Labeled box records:
* * *

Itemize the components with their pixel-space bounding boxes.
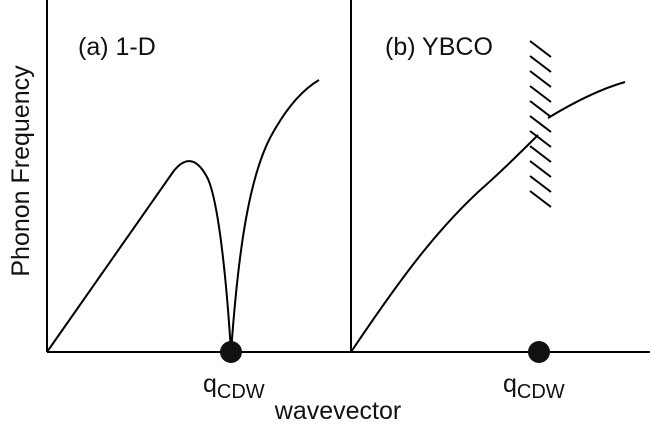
panel-a-frame (46, 0, 352, 353)
y-axis-label: Phonon Frequency (7, 65, 35, 277)
panel-a-qcdw-subscript: CDW (217, 381, 265, 403)
panel-b-hatched-region (529, 40, 552, 208)
panel-b-qcdw-subscript: CDW (517, 381, 565, 403)
panel-a-dispersion-curve (46, 79, 320, 353)
panel-b-dispersion-curve-upper (547, 81, 626, 119)
panel-b-qcdw-marker (528, 341, 550, 363)
panel-a-title: (a) 1-D (78, 33, 156, 61)
panel-b-qcdw-symbol: q (503, 370, 517, 398)
panel-b-title: (b) YBCO (385, 33, 493, 61)
panel-a-qcdw-label: qCDW (203, 370, 265, 403)
panel-a-qcdw-symbol: q (203, 370, 217, 398)
panel-a-qcdw-marker (220, 341, 242, 363)
panel-b-dispersion-curve-lower (350, 134, 539, 353)
panel-b-qcdw-label: qCDW (503, 370, 565, 403)
x-axis-label: wavevector (274, 397, 401, 425)
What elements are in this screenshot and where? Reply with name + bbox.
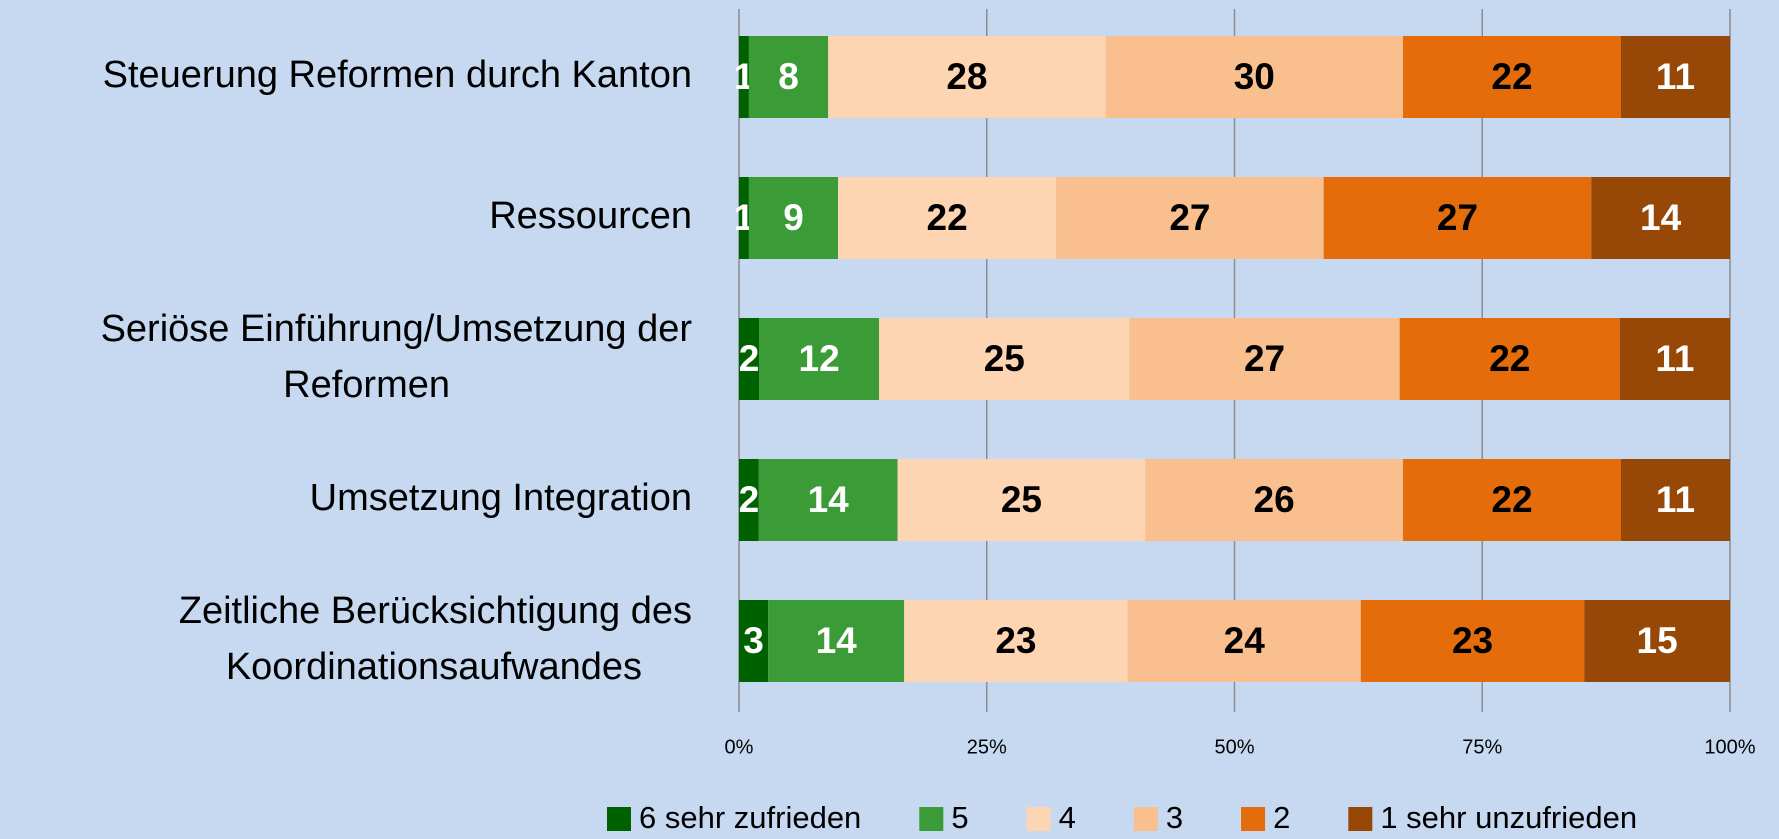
legend-label: 3 bbox=[1166, 800, 1183, 835]
x-tick-label: 0% bbox=[725, 736, 754, 758]
legend-label: 2 bbox=[1273, 800, 1290, 835]
x-tick-label: 50% bbox=[1214, 736, 1254, 758]
data-label: 27 bbox=[1169, 197, 1210, 238]
data-label: 27 bbox=[1437, 197, 1478, 238]
legend-swatch bbox=[607, 807, 631, 831]
data-label: 22 bbox=[1489, 338, 1530, 379]
bar-segment bbox=[758, 459, 898, 541]
data-label: 24 bbox=[1224, 620, 1266, 661]
bar-segment bbox=[828, 36, 1106, 118]
legend-swatch bbox=[1026, 807, 1051, 831]
data-label: 9 bbox=[783, 197, 804, 238]
bar-segment bbox=[748, 36, 829, 118]
bar-segment bbox=[1399, 318, 1620, 400]
bar-segment bbox=[739, 177, 749, 259]
category-line: Umsetzung Integration bbox=[310, 477, 692, 519]
data-label: 22 bbox=[927, 197, 968, 238]
legend-label: 5 bbox=[951, 800, 968, 835]
data-label: 23 bbox=[995, 620, 1036, 661]
bar-segment bbox=[1591, 177, 1730, 259]
category-label: Steuerung Reformen durch Kanton bbox=[103, 54, 692, 96]
data-label: 15 bbox=[1637, 620, 1678, 661]
x-tick-label: 75% bbox=[1462, 736, 1502, 758]
category-label: Ressourcen bbox=[489, 195, 692, 237]
bar-segment bbox=[1620, 459, 1730, 541]
data-label: 14 bbox=[816, 620, 858, 661]
category-line: Koordinationsaufwandes bbox=[226, 646, 642, 688]
data-label: 12 bbox=[799, 338, 840, 379]
bar-segment bbox=[1402, 36, 1621, 118]
bar-segment bbox=[879, 318, 1130, 400]
data-label: 11 bbox=[1656, 56, 1695, 97]
bar-segment bbox=[1105, 36, 1403, 118]
bar-segment bbox=[739, 318, 760, 400]
x-tick-label: 25% bbox=[967, 736, 1007, 758]
bar-segment bbox=[904, 600, 1128, 682]
bar-segment bbox=[739, 600, 769, 682]
data-label: 2 bbox=[739, 479, 760, 520]
category-line: Seriöse Einführung/Umsetzung der bbox=[101, 308, 693, 350]
bar-segment bbox=[748, 177, 839, 259]
bar-segment bbox=[1402, 459, 1621, 541]
bar-segment bbox=[768, 600, 905, 682]
category-line: Reformen bbox=[283, 364, 450, 406]
data-label: 8 bbox=[778, 56, 799, 97]
data-label: 2 bbox=[739, 338, 760, 379]
bar-segment bbox=[1360, 600, 1585, 682]
category-label: Seriöse Einführung/Umsetzung der Reformen bbox=[101, 308, 693, 406]
category-line: Ressourcen bbox=[489, 195, 692, 237]
legend-swatch bbox=[1133, 807, 1158, 831]
x-tick-label: 100% bbox=[1704, 736, 1755, 758]
bar-segment bbox=[759, 318, 880, 400]
bar-segment bbox=[897, 459, 1146, 541]
legend-label: 4 bbox=[1059, 800, 1076, 835]
data-label: 14 bbox=[808, 479, 850, 520]
data-label: 25 bbox=[1001, 479, 1042, 520]
bar-segment bbox=[739, 36, 749, 118]
data-label: 11 bbox=[1655, 338, 1694, 379]
bar-segment bbox=[1129, 318, 1400, 400]
category-line: Zeitliche Berücksichtigung des bbox=[179, 590, 692, 632]
category-line: Steuerung Reformen durch Kanton bbox=[103, 54, 692, 96]
data-label: 11 bbox=[1656, 479, 1695, 520]
bar-segment bbox=[838, 177, 1057, 259]
bar-segment bbox=[1145, 459, 1403, 541]
legend-swatch bbox=[1348, 807, 1373, 831]
data-label: 14 bbox=[1640, 197, 1682, 238]
data-label: 28 bbox=[946, 56, 987, 97]
bar-segment bbox=[1619, 318, 1730, 400]
data-label: 30 bbox=[1234, 56, 1275, 97]
category-label: Zeitliche Berücksichtigung des Koordinati… bbox=[179, 590, 692, 688]
data-label: 22 bbox=[1491, 479, 1532, 520]
data-label: 22 bbox=[1491, 56, 1532, 97]
legend-swatch bbox=[919, 807, 944, 831]
bar-segment bbox=[1127, 600, 1361, 682]
bar-segment bbox=[1620, 36, 1730, 118]
bar-segment bbox=[1056, 177, 1324, 259]
legend-label: 6 sehr zufrieden bbox=[639, 800, 861, 835]
legend-label: 1 sehr unzufrieden bbox=[1380, 800, 1637, 835]
data-label: 25 bbox=[984, 338, 1025, 379]
category-label: Umsetzung Integration bbox=[310, 477, 692, 519]
data-label: 26 bbox=[1254, 479, 1295, 520]
data-label: 27 bbox=[1244, 338, 1285, 379]
data-label: 23 bbox=[1452, 620, 1493, 661]
bar-segment bbox=[1323, 177, 1592, 259]
data-label: 3 bbox=[743, 620, 764, 661]
legend-swatch bbox=[1241, 807, 1266, 831]
bar-segment bbox=[739, 459, 759, 541]
bar-segment bbox=[1584, 600, 1730, 682]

* * *

_The problem_: Lay out each line of the records above as a Markdown table with two columns, Row for the row number and Line for the line itself, and skip any blank lines. Do not include the pictures.

_Response for this exercise_:
| Row | Line |
|---|---|
| 1 | Itemize the components with their pixel-space bounding boxes. |
| 2 | panel-a-frame (46, 0, 352, 353) |
| 3 | y-axis-label: Phonon Frequency (7, 65, 35, 277) |
| 4 | panel-a-qcdw-subscript: CDW (217, 381, 265, 403) |
| 5 | panel-b-hatched-region (529, 40, 552, 208) |
| 6 | panel-b-qcdw-subscript: CDW (517, 381, 565, 403) |
| 7 | panel-a-dispersion-curve (46, 79, 320, 353) |
| 8 | panel-b-dispersion-curve-upper (547, 81, 626, 119) |
| 9 | panel-b-qcdw-marker (528, 341, 550, 363) |
| 10 | panel-a-title: (a) 1-D (78, 33, 156, 61) |
| 11 | panel-b-qcdw-symbol: q (503, 370, 517, 398) |
| 12 | panel-b-title: (b) YBCO (385, 33, 493, 61) |
| 13 | panel-a-qcdw-label: qCDW (203, 370, 265, 403) |
| 14 | panel-a-qcdw-symbol: q (203, 370, 217, 398) |
| 15 | panel-a-qcdw-marker (220, 341, 242, 363) |
| 16 | panel-b-dispersion-curve-lower (350, 134, 539, 353) |
| 17 | panel-b-qcdw-label: qCDW (503, 370, 565, 403) |
| 18 | x-axis-label: wavevector (274, 397, 401, 425) |
| 19 | What elements are in this screenshot and where? Reply with name + bbox. |
| 20 | legend-label: 3 bbox=[1166, 800, 1183, 835] |
| 21 | x-tick-label: 0% bbox=[725, 736, 754, 758] |
| 22 | legend-label: 2 bbox=[1273, 800, 1290, 835] |
| 23 | x-tick-label: 50% bbox=[1214, 736, 1254, 758] |
| 24 | data-label: 27 bbox=[1169, 197, 1210, 238] |
| 25 | data-label: 27 bbox=[1437, 197, 1478, 238] |
| 26 | legend-swatch bbox=[607, 807, 631, 831] |
| 27 | data-label: 22 bbox=[1489, 338, 1530, 379] |
| 28 | bar-segment bbox=[758, 459, 898, 541] |
| 29 | data-label: 24 bbox=[1224, 620, 1266, 661] |
| 30 | bar-segment bbox=[828, 36, 1106, 118] |
| 31 | legend-swatch bbox=[1026, 807, 1051, 831] |
| 32 | data-label: 9 bbox=[783, 197, 804, 238] |
| 33 | bar-segment bbox=[748, 36, 829, 118] |
| 34 | bar-segment bbox=[1399, 318, 1620, 400] |
| 35 | bar-segment bbox=[739, 177, 749, 259] |
| 36 | category-line: Umsetzung Integration bbox=[310, 477, 692, 519] |
| 37 | data-label: 22 bbox=[927, 197, 968, 238] |
| 38 | legend-label: 5 bbox=[951, 800, 968, 835] |
| 39 | data-label: 23 bbox=[995, 620, 1036, 661] |
| 40 | bar-segment bbox=[1591, 177, 1730, 259] |
| 41 | category-label: Steuerung Reformen durch Kanton bbox=[103, 54, 692, 96] |
| 42 | data-label: 15 bbox=[1637, 620, 1678, 661] |
| 43 | x-tick-label: 75% bbox=[1462, 736, 1502, 758] |
| 44 | category-label: Ressourcen bbox=[489, 195, 692, 237] |
| 45 | bar-segment bbox=[1620, 459, 1730, 541] |
| 46 | data-label: 14 bbox=[816, 620, 858, 661] |
| 47 | category-line: Koordinationsaufwandes bbox=[226, 646, 642, 688] |
| 48 | data-label: 12 bbox=[799, 338, 840, 379] |
| 49 | bar-segment bbox=[1402, 36, 1621, 118] |
| 50 | bar-segment bbox=[879, 318, 1130, 400] |
| 51 | data-label: 11 bbox=[1656, 56, 1695, 97] |
| 52 | bar-segment bbox=[1105, 36, 1403, 118] |
| 53 | bar-segment bbox=[739, 318, 760, 400] |
| 54 | x-tick-label: 25% bbox=[967, 736, 1007, 758] |
| 55 | bar-segment bbox=[904, 600, 1128, 682] |
| 56 | bar-segment bbox=[739, 600, 769, 682] |
| 57 | data-label: 2 bbox=[739, 479, 760, 520] |
| 58 | category-line: Seriöse Einführung/Umsetzung der bbox=[101, 308, 693, 350] |
| 59 | bar-segment bbox=[748, 177, 839, 259] |
| 60 | bar-segment bbox=[1402, 459, 1621, 541] |
| 61 | bar-segment bbox=[768, 600, 905, 682] |
| 62 | category-line: Reformen bbox=[283, 364, 450, 406] |
| 63 | data-label: 8 bbox=[778, 56, 799, 97] |
| 64 | data-label: 2 bbox=[739, 338, 760, 379] |
| 65 | bar-segment bbox=[1360, 600, 1585, 682] |
| 66 | category-label: Seriöse Einführung/Umsetzung der Reformen bbox=[101, 308, 693, 406] |
| 67 | category-line: Ressourcen bbox=[489, 195, 692, 237] |
| 68 | legend-swatch bbox=[1133, 807, 1158, 831] |
| 69 | x-tick-label: 100% bbox=[1704, 736, 1755, 758] |
| 70 | bar-segment bbox=[759, 318, 880, 400] |
| 71 | bar-segment bbox=[897, 459, 1146, 541] |
| 72 | legend-label: 4 bbox=[1059, 800, 1076, 835] |
| 73 | data-label: 14 bbox=[808, 479, 850, 520] |
| 74 | data-label: 25 bbox=[1001, 479, 1042, 520] |
| 75 | bar-segment bbox=[739, 36, 749, 118] |
| 76 | data-label: 11 bbox=[1655, 338, 1694, 379] |
| 77 | bar-segment bbox=[1129, 318, 1400, 400] |
| 78 | category-line: Zeitliche Berücksichtigung des bbox=[179, 590, 692, 632] |
| 79 | category-line: Steuerung Reformen durch Kanton bbox=[103, 54, 692, 96] |
| 80 | data-label: 11 bbox=[1656, 479, 1695, 520] |
| 81 | bar-segment bbox=[838, 177, 1057, 259] |
| 82 | bar-segment bbox=[1145, 459, 1403, 541] |
| 83 | legend-swatch bbox=[1348, 807, 1373, 831] |
| 84 | data-label: 14 bbox=[1640, 197, 1682, 238] |
| 85 | data-label: 28 bbox=[946, 56, 987, 97] |
| 86 | bar-segment bbox=[1619, 318, 1730, 400] |
| 87 | data-label: 30 bbox=[1234, 56, 1275, 97] |
| 88 | category-label: Zeitliche Berücksichtigung des Koordinati… bbox=[179, 590, 692, 688] |
| 89 | data-label: 22 bbox=[1491, 479, 1532, 520] |
| 90 | data-label: 22 bbox=[1491, 56, 1532, 97] |
| 91 | legend-swatch bbox=[919, 807, 944, 831] |
| 92 | bar-segment bbox=[1127, 600, 1361, 682] |
| 93 | bar-segment bbox=[1620, 36, 1730, 118] |
| 94 | bar-segment bbox=[1056, 177, 1324, 259] |
| 95 | legend-label: 6 sehr zufrieden bbox=[639, 800, 861, 835] |
| 96 | legend-label: 1 sehr unzufrieden bbox=[1380, 800, 1637, 835] |
| 97 | data-label: 25 bbox=[984, 338, 1025, 379] |
| 98 | category-label: Umsetzung Integration bbox=[310, 477, 692, 519] |
| 99 | data-label: 26 bbox=[1254, 479, 1295, 520] |
| 100 | data-label: 27 bbox=[1244, 338, 1285, 379] |
| 101 | data-label: 23 bbox=[1452, 620, 1493, 661] |
| 102 | bar-segment bbox=[1323, 177, 1592, 259] |
| 103 | data-label: 3 bbox=[743, 620, 764, 661] |
| 104 | legend-swatch bbox=[1241, 807, 1266, 831] |
| 105 | bar-segment bbox=[739, 459, 759, 541] |
| 106 | bar-segment bbox=[1584, 600, 1730, 682] |